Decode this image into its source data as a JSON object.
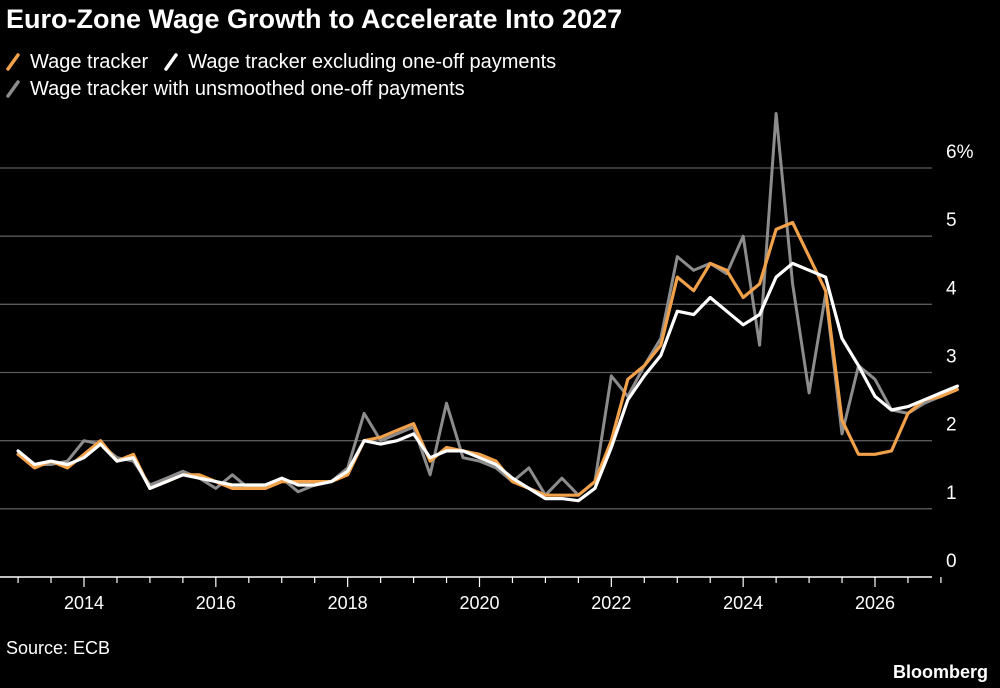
{
  "chart_data": {
    "type": "line",
    "title": "Euro-Zone Wage Growth to Accelerate Into 2027",
    "xlabel": "",
    "ylabel": "",
    "y_unit": "%",
    "ylim": [
      0,
      6.5
    ],
    "xlim": [
      2012.9,
      2027.5
    ],
    "y_ticks": [
      0,
      1,
      2,
      3,
      4,
      5,
      6
    ],
    "y_tick_labels": [
      "0",
      "1",
      "2",
      "3",
      "4",
      "5",
      "6%"
    ],
    "x_ticks": [
      2014,
      2016,
      2018,
      2020,
      2022,
      2024,
      2026
    ],
    "x_tick_labels": [
      "2014",
      "2016",
      "2018",
      "2020",
      "2022",
      "2024",
      "2026"
    ],
    "grid": true,
    "legend_position": "top-left",
    "series": [
      {
        "name": "Wage tracker",
        "color": "#f2a14b",
        "x": [
          2013.0,
          2013.25,
          2013.5,
          2013.75,
          2014.0,
          2014.25,
          2014.5,
          2014.75,
          2015.0,
          2015.25,
          2015.5,
          2015.75,
          2016.0,
          2016.25,
          2016.5,
          2016.75,
          2017.0,
          2017.25,
          2017.5,
          2017.75,
          2018.0,
          2018.25,
          2018.5,
          2018.75,
          2019.0,
          2019.25,
          2019.5,
          2019.75,
          2020.0,
          2020.25,
          2020.5,
          2020.75,
          2021.0,
          2021.25,
          2021.5,
          2021.75,
          2022.0,
          2022.25,
          2022.5,
          2022.75,
          2023.0,
          2023.25,
          2023.5,
          2023.75,
          2024.0,
          2024.25,
          2024.5,
          2024.75,
          2025.0,
          2025.25,
          2025.5,
          2025.75,
          2026.0,
          2026.25,
          2026.5,
          2026.75,
          2027.0,
          2027.25
        ],
        "values": [
          1.8,
          1.6,
          1.7,
          1.6,
          1.8,
          2.0,
          1.7,
          1.8,
          1.3,
          1.4,
          1.5,
          1.5,
          1.4,
          1.3,
          1.3,
          1.3,
          1.4,
          1.4,
          1.4,
          1.4,
          1.5,
          2.0,
          2.05,
          2.15,
          2.25,
          1.7,
          1.9,
          1.85,
          1.8,
          1.7,
          1.4,
          1.3,
          1.2,
          1.2,
          1.2,
          1.4,
          2.0,
          2.9,
          3.1,
          3.4,
          4.4,
          4.2,
          4.6,
          4.5,
          4.1,
          4.3,
          5.1,
          5.2,
          4.7,
          4.2,
          2.3,
          1.8,
          1.8,
          1.85,
          2.4,
          2.6,
          2.65,
          2.75
        ]
      },
      {
        "name": "Wage tracker excluding one-off payments",
        "color": "#ffffff",
        "x": [
          2013.0,
          2013.25,
          2013.5,
          2013.75,
          2014.0,
          2014.25,
          2014.5,
          2014.75,
          2015.0,
          2015.25,
          2015.5,
          2015.75,
          2016.0,
          2016.25,
          2016.5,
          2016.75,
          2017.0,
          2017.25,
          2017.5,
          2017.75,
          2018.0,
          2018.25,
          2018.5,
          2018.75,
          2019.0,
          2019.25,
          2019.5,
          2019.75,
          2020.0,
          2020.25,
          2020.5,
          2020.75,
          2021.0,
          2021.25,
          2021.5,
          2021.75,
          2022.0,
          2022.25,
          2022.5,
          2022.75,
          2023.0,
          2023.25,
          2023.5,
          2023.75,
          2024.0,
          2024.25,
          2024.5,
          2024.75,
          2025.0,
          2025.25,
          2025.5,
          2025.75,
          2026.0,
          2026.25,
          2026.5,
          2026.75,
          2027.0,
          2027.25
        ],
        "values": [
          1.85,
          1.65,
          1.7,
          1.65,
          1.75,
          1.95,
          1.7,
          1.75,
          1.3,
          1.4,
          1.5,
          1.45,
          1.4,
          1.35,
          1.35,
          1.35,
          1.45,
          1.35,
          1.35,
          1.4,
          1.55,
          2.0,
          1.95,
          2.0,
          2.1,
          1.75,
          1.85,
          1.85,
          1.75,
          1.65,
          1.45,
          1.3,
          1.15,
          1.15,
          1.12,
          1.3,
          1.9,
          2.6,
          2.95,
          3.25,
          3.9,
          3.85,
          4.1,
          3.9,
          3.7,
          3.85,
          4.4,
          4.6,
          4.5,
          4.4,
          3.5,
          3.1,
          2.65,
          2.45,
          2.5,
          2.6,
          2.7,
          2.8
        ]
      },
      {
        "name": "Wage tracker with unsmoothed one-off payments",
        "color": "#8c8c8c",
        "x": [
          2013.0,
          2013.25,
          2013.5,
          2013.75,
          2014.0,
          2014.25,
          2014.5,
          2014.75,
          2015.0,
          2015.25,
          2015.5,
          2015.75,
          2016.0,
          2016.25,
          2016.5,
          2016.75,
          2017.0,
          2017.25,
          2017.5,
          2017.75,
          2018.0,
          2018.25,
          2018.5,
          2018.75,
          2019.0,
          2019.25,
          2019.5,
          2019.75,
          2020.0,
          2020.25,
          2020.5,
          2020.75,
          2021.0,
          2021.25,
          2021.5,
          2021.75,
          2022.0,
          2022.25,
          2022.5,
          2022.75,
          2023.0,
          2023.25,
          2023.5,
          2023.75,
          2024.0,
          2024.25,
          2024.5,
          2024.75,
          2025.0,
          2025.25,
          2025.5,
          2025.75,
          2026.0,
          2026.25,
          2026.5,
          2026.75,
          2027.0,
          2027.25
        ],
        "values": [
          1.8,
          1.65,
          1.65,
          1.7,
          2.0,
          1.95,
          1.75,
          1.7,
          1.35,
          1.45,
          1.55,
          1.45,
          1.3,
          1.5,
          1.3,
          1.35,
          1.45,
          1.25,
          1.35,
          1.4,
          1.6,
          2.4,
          2.0,
          2.1,
          2.2,
          1.5,
          2.55,
          1.75,
          1.7,
          1.6,
          1.4,
          1.6,
          1.2,
          1.45,
          1.2,
          1.4,
          2.95,
          2.65,
          3.1,
          3.5,
          4.7,
          4.5,
          4.6,
          4.45,
          5.0,
          3.4,
          6.8,
          4.3,
          2.7,
          4.15,
          2.1,
          3.1,
          2.9,
          2.45,
          2.4,
          2.55,
          2.65,
          2.8
        ]
      }
    ]
  },
  "legend": {
    "swatch_style": "slash"
  },
  "footer": {
    "source": "Source: ECB",
    "brand": "Bloomberg"
  }
}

Required work: Reproduce the entries exactly. Do not carry over any picture.

The result:
Decode this image into its source data as a JSON object.
{
  "chart_data": {
    "type": "line",
    "title": "Euro-Zone Wage Growth to Accelerate Into 2027",
    "xlabel": "",
    "ylabel": "",
    "y_unit": "%",
    "ylim": [
      0,
      6.5
    ],
    "xlim": [
      2012.9,
      2027.5
    ],
    "y_ticks": [
      0,
      1,
      2,
      3,
      4,
      5,
      6
    ],
    "y_tick_labels": [
      "0",
      "1",
      "2",
      "3",
      "4",
      "5",
      "6%"
    ],
    "x_ticks": [
      2014,
      2016,
      2018,
      2020,
      2022,
      2024,
      2026
    ],
    "x_tick_labels": [
      "2014",
      "2016",
      "2018",
      "2020",
      "2022",
      "2024",
      "2026"
    ],
    "grid": true,
    "legend_position": "top-left",
    "series": [
      {
        "name": "Wage tracker",
        "color": "#f2a14b",
        "x": [
          2013.0,
          2013.25,
          2013.5,
          2013.75,
          2014.0,
          2014.25,
          2014.5,
          2014.75,
          2015.0,
          2015.25,
          2015.5,
          2015.75,
          2016.0,
          2016.25,
          2016.5,
          2016.75,
          2017.0,
          2017.25,
          2017.5,
          2017.75,
          2018.0,
          2018.25,
          2018.5,
          2018.75,
          2019.0,
          2019.25,
          2019.5,
          2019.75,
          2020.0,
          2020.25,
          2020.5,
          2020.75,
          2021.0,
          2021.25,
          2021.5,
          2021.75,
          2022.0,
          2022.25,
          2022.5,
          2022.75,
          2023.0,
          2023.25,
          2023.5,
          2023.75,
          2024.0,
          2024.25,
          2024.5,
          2024.75,
          2025.0,
          2025.25,
          2025.5,
          2025.75,
          2026.0,
          2026.25,
          2026.5,
          2026.75,
          2027.0,
          2027.25
        ],
        "values": [
          1.8,
          1.6,
          1.7,
          1.6,
          1.8,
          2.0,
          1.7,
          1.8,
          1.3,
          1.4,
          1.5,
          1.5,
          1.4,
          1.3,
          1.3,
          1.3,
          1.4,
          1.4,
          1.4,
          1.4,
          1.5,
          2.0,
          2.05,
          2.15,
          2.25,
          1.7,
          1.9,
          1.85,
          1.8,
          1.7,
          1.4,
          1.3,
          1.2,
          1.2,
          1.2,
          1.4,
          2.0,
          2.9,
          3.1,
          3.4,
          4.4,
          4.2,
          4.6,
          4.5,
          4.1,
          4.3,
          5.1,
          5.2,
          4.7,
          4.2,
          2.3,
          1.8,
          1.8,
          1.85,
          2.4,
          2.6,
          2.65,
          2.75
        ]
      },
      {
        "name": "Wage tracker excluding one-off payments",
        "color": "#ffffff",
        "x": [
          2013.0,
          2013.25,
          2013.5,
          2013.75,
          2014.0,
          2014.25,
          2014.5,
          2014.75,
          2015.0,
          2015.25,
          2015.5,
          2015.75,
          2016.0,
          2016.25,
          2016.5,
          2016.75,
          2017.0,
          2017.25,
          2017.5,
          2017.75,
          2018.0,
          2018.25,
          2018.5,
          2018.75,
          2019.0,
          2019.25,
          2019.5,
          2019.75,
          2020.0,
          2020.25,
          2020.5,
          2020.75,
          2021.0,
          2021.25,
          2021.5,
          2021.75,
          2022.0,
          2022.25,
          2022.5,
          2022.75,
          2023.0,
          2023.25,
          2023.5,
          2023.75,
          2024.0,
          2024.25,
          2024.5,
          2024.75,
          2025.0,
          2025.25,
          2025.5,
          2025.75,
          2026.0,
          2026.25,
          2026.5,
          2026.75,
          2027.0,
          2027.25
        ],
        "values": [
          1.85,
          1.65,
          1.7,
          1.65,
          1.75,
          1.95,
          1.7,
          1.75,
          1.3,
          1.4,
          1.5,
          1.45,
          1.4,
          1.35,
          1.35,
          1.35,
          1.45,
          1.35,
          1.35,
          1.4,
          1.55,
          2.0,
          1.95,
          2.0,
          2.1,
          1.75,
          1.85,
          1.85,
          1.75,
          1.65,
          1.45,
          1.3,
          1.15,
          1.15,
          1.12,
          1.3,
          1.9,
          2.6,
          2.95,
          3.25,
          3.9,
          3.85,
          4.1,
          3.9,
          3.7,
          3.85,
          4.4,
          4.6,
          4.5,
          4.4,
          3.5,
          3.1,
          2.65,
          2.45,
          2.5,
          2.6,
          2.7,
          2.8
        ]
      },
      {
        "name": "Wage tracker with unsmoothed one-off payments",
        "color": "#8c8c8c",
        "x": [
          2013.0,
          2013.25,
          2013.5,
          2013.75,
          2014.0,
          2014.25,
          2014.5,
          2014.75,
          2015.0,
          2015.25,
          2015.5,
          2015.75,
          2016.0,
          2016.25,
          2016.5,
          2016.75,
          2017.0,
          2017.25,
          2017.5,
          2017.75,
          2018.0,
          2018.25,
          2018.5,
          2018.75,
          2019.0,
          2019.25,
          2019.5,
          2019.75,
          2020.0,
          2020.25,
          2020.5,
          2020.75,
          2021.0,
          2021.25,
          2021.5,
          2021.75,
          2022.0,
          2022.25,
          2022.5,
          2022.75,
          2023.0,
          2023.25,
          2023.5,
          2023.75,
          2024.0,
          2024.25,
          2024.5,
          2024.75,
          2025.0,
          2025.25,
          2025.5,
          2025.75,
          2026.0,
          2026.25,
          2026.5,
          2026.75,
          2027.0,
          2027.25
        ],
        "values": [
          1.8,
          1.65,
          1.65,
          1.7,
          2.0,
          1.95,
          1.75,
          1.7,
          1.35,
          1.45,
          1.55,
          1.45,
          1.3,
          1.5,
          1.3,
          1.35,
          1.45,
          1.25,
          1.35,
          1.4,
          1.6,
          2.4,
          2.0,
          2.1,
          2.2,
          1.5,
          2.55,
          1.75,
          1.7,
          1.6,
          1.4,
          1.6,
          1.2,
          1.45,
          1.2,
          1.4,
          2.95,
          2.65,
          3.1,
          3.5,
          4.7,
          4.5,
          4.6,
          4.45,
          5.0,
          3.4,
          6.8,
          4.3,
          2.7,
          4.15,
          2.1,
          3.1,
          2.9,
          2.45,
          2.4,
          2.55,
          2.65,
          2.8
        ]
      }
    ]
  },
  "legend": {
    "swatch_style": "slash"
  },
  "footer": {
    "source": "Source: ECB",
    "brand": "Bloomberg"
  }
}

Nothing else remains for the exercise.